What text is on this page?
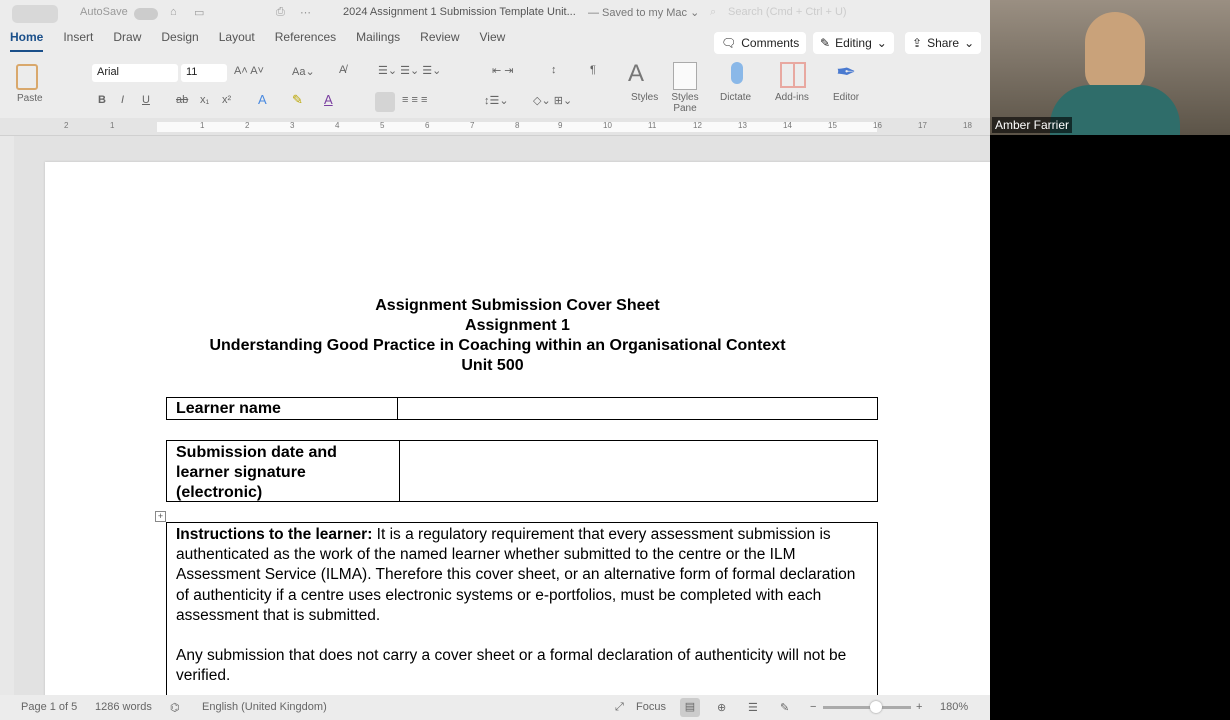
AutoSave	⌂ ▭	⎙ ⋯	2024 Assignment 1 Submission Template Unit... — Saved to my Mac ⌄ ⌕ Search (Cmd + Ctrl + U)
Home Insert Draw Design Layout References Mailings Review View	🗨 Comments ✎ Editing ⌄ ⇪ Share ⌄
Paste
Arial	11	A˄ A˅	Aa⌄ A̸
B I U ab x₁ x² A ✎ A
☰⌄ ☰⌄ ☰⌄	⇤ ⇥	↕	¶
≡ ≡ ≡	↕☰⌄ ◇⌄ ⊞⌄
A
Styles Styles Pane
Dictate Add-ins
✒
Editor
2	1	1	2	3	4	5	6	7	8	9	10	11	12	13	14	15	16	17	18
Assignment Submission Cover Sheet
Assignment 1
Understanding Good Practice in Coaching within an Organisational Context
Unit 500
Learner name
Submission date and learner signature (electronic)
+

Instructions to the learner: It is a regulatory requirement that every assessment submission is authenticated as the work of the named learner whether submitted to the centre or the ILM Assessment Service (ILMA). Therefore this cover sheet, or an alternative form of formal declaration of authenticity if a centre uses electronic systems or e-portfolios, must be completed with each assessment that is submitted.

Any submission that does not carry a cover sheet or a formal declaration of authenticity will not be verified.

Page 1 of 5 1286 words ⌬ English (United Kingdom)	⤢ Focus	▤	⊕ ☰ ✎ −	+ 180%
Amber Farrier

==

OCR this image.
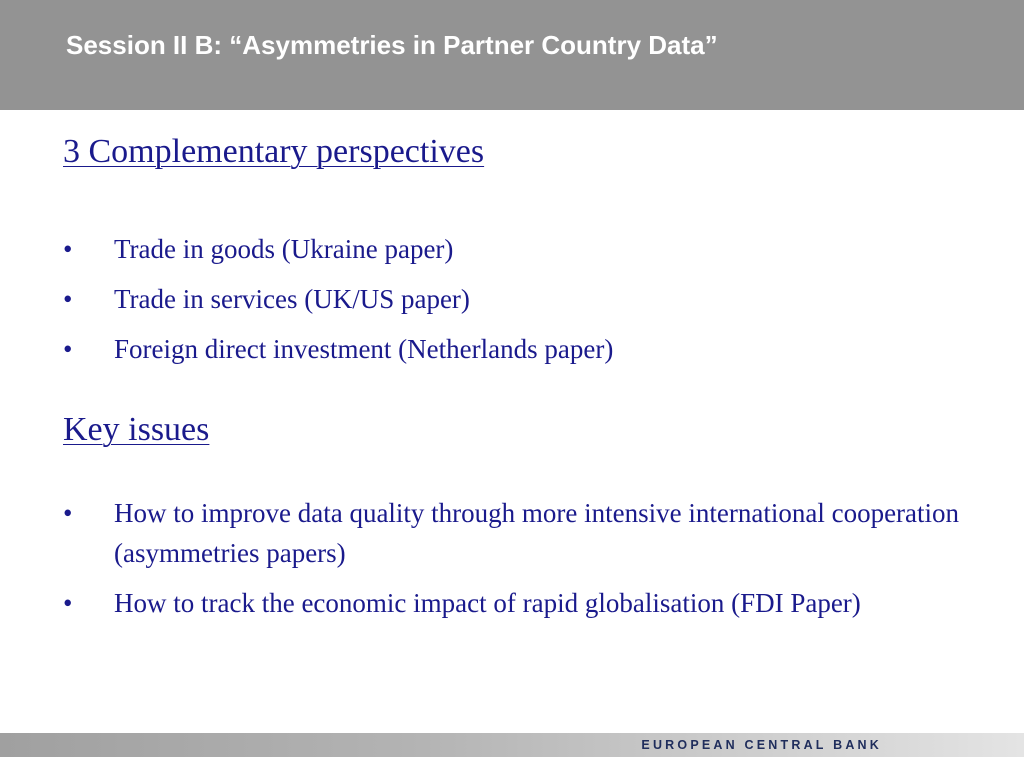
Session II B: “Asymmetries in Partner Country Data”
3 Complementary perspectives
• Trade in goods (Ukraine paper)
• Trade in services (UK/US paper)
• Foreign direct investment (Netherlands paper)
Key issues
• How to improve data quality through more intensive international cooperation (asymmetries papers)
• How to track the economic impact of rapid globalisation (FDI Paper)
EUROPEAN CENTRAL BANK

— What the task requires —
Copy each line in the data that holds the word "authenticity".

— Answer to the exercise —
Instructions to the learner: It is a regulatory requirement that every assessment submission is authenticated as the work of the named learner whether submitted to the centre or the ILM Assessment Service (ILMA). Therefore this cover sheet, or an alternative form of formal declaration of authenticity if a centre uses electronic systems or e-portfolios, must be completed with each assessment that is submitted.
Any submission that does not carry a cover sheet or a formal declaration of authenticity will not be verified.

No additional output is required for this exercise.